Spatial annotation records
-*-

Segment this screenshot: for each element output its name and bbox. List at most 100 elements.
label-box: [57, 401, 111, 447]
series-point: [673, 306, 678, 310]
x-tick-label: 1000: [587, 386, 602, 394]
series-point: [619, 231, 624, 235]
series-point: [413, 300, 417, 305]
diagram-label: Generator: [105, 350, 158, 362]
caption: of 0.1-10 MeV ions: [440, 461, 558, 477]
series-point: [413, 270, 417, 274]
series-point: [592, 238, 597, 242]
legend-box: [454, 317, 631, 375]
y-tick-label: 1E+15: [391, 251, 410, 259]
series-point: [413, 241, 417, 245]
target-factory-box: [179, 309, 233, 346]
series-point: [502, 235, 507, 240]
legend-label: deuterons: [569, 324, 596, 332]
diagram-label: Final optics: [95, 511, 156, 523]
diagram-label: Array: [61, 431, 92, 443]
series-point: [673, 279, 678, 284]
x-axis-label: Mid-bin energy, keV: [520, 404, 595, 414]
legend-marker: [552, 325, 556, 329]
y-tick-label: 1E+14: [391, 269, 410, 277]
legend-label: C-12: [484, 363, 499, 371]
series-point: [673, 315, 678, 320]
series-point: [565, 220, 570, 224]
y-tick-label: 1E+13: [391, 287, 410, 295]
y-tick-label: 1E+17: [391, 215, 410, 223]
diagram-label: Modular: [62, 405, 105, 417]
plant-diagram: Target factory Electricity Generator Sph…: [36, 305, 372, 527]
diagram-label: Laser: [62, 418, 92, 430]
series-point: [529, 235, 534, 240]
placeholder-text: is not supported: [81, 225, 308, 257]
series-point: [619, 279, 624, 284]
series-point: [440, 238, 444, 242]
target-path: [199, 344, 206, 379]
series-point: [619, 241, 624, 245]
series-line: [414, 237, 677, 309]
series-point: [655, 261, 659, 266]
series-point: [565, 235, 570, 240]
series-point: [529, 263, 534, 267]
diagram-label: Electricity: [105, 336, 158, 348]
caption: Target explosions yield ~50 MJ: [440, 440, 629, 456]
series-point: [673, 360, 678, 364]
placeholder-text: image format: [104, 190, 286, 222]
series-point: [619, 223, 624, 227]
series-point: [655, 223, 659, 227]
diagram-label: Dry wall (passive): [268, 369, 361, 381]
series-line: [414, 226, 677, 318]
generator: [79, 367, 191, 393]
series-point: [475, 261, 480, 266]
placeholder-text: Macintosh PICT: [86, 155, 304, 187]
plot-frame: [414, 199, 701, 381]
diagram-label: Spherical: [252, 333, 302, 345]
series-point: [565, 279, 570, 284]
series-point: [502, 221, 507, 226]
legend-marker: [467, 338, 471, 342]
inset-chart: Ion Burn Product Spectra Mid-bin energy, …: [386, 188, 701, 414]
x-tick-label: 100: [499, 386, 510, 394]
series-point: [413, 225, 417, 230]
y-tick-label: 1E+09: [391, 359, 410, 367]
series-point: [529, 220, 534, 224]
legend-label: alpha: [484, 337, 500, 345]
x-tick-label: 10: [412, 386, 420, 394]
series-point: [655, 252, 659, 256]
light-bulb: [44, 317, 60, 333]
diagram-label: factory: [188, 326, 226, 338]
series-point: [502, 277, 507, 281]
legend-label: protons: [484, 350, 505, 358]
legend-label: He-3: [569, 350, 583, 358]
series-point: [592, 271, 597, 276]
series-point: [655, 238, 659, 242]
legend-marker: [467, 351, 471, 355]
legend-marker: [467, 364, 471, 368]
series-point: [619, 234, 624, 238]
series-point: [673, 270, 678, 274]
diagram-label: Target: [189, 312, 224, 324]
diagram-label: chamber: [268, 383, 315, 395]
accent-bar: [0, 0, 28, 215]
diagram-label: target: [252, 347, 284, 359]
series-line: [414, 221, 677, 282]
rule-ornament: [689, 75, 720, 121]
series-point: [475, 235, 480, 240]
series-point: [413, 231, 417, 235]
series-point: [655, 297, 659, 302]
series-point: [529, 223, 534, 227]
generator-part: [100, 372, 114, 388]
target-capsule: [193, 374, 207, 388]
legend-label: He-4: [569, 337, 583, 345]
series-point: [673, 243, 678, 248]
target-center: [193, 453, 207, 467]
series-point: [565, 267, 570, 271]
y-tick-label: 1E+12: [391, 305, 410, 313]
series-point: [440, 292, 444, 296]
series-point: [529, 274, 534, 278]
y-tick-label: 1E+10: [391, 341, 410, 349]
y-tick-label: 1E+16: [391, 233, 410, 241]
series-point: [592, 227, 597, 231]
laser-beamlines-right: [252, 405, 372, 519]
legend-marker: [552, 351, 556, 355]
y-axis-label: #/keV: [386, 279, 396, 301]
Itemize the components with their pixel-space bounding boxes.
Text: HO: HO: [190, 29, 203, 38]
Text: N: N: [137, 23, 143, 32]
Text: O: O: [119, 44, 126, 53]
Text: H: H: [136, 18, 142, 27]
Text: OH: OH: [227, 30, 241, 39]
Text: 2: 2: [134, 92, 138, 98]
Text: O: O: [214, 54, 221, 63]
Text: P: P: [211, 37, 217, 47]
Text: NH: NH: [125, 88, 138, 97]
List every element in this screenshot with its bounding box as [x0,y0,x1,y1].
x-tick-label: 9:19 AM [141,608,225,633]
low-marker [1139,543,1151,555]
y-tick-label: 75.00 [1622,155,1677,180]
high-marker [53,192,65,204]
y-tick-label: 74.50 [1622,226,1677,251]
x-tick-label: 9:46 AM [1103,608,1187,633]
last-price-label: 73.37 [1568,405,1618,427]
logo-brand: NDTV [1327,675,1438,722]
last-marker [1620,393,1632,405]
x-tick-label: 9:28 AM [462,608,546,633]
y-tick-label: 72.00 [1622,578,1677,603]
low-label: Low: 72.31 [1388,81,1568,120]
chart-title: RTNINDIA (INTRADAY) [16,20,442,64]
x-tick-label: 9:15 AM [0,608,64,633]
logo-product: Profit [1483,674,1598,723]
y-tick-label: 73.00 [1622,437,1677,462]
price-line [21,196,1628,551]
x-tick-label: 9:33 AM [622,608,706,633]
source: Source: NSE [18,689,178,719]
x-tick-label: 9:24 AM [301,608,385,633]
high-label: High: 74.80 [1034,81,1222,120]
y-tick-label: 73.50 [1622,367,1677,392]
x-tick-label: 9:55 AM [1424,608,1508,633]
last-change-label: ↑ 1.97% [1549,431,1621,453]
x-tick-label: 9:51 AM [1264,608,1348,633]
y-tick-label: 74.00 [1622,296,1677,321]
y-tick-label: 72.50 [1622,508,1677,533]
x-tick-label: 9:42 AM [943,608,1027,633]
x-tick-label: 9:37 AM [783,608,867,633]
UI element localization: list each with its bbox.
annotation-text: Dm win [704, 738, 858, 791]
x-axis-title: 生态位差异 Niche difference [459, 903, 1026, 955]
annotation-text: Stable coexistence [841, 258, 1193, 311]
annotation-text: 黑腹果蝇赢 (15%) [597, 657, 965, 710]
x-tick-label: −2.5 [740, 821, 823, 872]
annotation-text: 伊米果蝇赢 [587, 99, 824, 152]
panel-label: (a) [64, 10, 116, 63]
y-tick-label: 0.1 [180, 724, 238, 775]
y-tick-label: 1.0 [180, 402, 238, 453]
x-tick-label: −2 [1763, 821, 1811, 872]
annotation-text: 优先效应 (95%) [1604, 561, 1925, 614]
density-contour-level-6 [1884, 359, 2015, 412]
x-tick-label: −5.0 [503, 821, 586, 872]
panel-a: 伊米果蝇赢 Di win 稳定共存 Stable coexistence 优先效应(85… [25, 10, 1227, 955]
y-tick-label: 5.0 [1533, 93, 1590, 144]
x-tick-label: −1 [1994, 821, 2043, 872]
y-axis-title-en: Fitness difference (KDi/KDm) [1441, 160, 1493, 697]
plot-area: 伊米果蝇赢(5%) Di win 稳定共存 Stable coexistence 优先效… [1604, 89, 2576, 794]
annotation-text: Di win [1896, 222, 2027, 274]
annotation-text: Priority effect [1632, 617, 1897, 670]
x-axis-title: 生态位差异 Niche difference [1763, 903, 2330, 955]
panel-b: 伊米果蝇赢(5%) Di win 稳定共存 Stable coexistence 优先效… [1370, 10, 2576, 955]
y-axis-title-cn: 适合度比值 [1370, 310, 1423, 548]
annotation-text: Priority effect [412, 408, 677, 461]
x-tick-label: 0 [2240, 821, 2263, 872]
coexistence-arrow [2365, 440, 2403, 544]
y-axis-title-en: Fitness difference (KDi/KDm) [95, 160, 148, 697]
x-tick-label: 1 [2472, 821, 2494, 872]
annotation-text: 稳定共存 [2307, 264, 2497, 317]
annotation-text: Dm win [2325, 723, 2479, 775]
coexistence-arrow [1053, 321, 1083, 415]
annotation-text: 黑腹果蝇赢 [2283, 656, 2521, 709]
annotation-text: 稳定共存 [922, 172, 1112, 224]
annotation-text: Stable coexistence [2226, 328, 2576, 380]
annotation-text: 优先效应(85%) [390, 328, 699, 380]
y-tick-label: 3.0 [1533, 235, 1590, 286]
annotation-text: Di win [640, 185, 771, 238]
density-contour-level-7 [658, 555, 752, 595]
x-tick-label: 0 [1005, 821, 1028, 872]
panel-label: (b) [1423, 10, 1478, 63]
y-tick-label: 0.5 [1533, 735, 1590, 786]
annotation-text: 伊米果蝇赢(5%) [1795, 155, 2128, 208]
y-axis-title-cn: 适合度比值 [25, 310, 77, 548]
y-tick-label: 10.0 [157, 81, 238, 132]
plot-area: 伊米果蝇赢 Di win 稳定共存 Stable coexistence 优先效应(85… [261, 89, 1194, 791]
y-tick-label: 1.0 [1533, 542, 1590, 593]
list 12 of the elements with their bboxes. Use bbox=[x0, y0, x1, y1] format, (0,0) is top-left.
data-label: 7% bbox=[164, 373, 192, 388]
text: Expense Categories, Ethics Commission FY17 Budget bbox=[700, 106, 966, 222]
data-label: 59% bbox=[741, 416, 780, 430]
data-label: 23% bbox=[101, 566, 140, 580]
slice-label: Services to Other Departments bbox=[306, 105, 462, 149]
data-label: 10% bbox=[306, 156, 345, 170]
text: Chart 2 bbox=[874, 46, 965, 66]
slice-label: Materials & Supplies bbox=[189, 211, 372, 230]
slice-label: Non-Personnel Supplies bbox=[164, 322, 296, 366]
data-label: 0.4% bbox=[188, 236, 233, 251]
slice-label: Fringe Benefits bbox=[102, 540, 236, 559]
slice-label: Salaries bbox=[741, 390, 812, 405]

-*-

- INSTRUCTIONS TO FOLLOW: Reproduce the lines from the start of the records through the line containing "diagram-label: Modular: [62, 405, 105, 417]", including both ends, with no changes.

- THE OUTPUT:
Segment this screenshot: for each element output its name and bbox. List at most 100 elements.
label-box: [57, 401, 111, 447]
series-point: [673, 306, 678, 310]
x-tick-label: 1000: [587, 386, 602, 394]
series-point: [619, 231, 624, 235]
series-point: [413, 300, 417, 305]
diagram-label: Generator: [105, 350, 158, 362]
caption: of 0.1-10 MeV ions: [440, 461, 558, 477]
series-point: [413, 270, 417, 274]
series-point: [592, 238, 597, 242]
legend-box: [454, 317, 631, 375]
y-tick-label: 1E+15: [391, 251, 410, 259]
series-point: [413, 241, 417, 245]
target-factory-box: [179, 309, 233, 346]
series-point: [502, 235, 507, 240]
legend-label: deuterons: [569, 324, 596, 332]
diagram-label: Final optics: [95, 511, 156, 523]
diagram-label: Array: [61, 431, 92, 443]
series-point: [673, 279, 678, 284]
x-axis-label: Mid-bin energy, keV: [520, 404, 595, 414]
legend-marker: [552, 325, 556, 329]
y-tick-label: 1E+14: [391, 269, 410, 277]
legend-label: C-12: [484, 363, 499, 371]
series-point: [673, 315, 678, 320]
series-point: [565, 220, 570, 224]
y-tick-label: 1E+13: [391, 287, 410, 295]
y-tick-label: 1E+17: [391, 215, 410, 223]
diagram-label: Modular: [62, 405, 105, 417]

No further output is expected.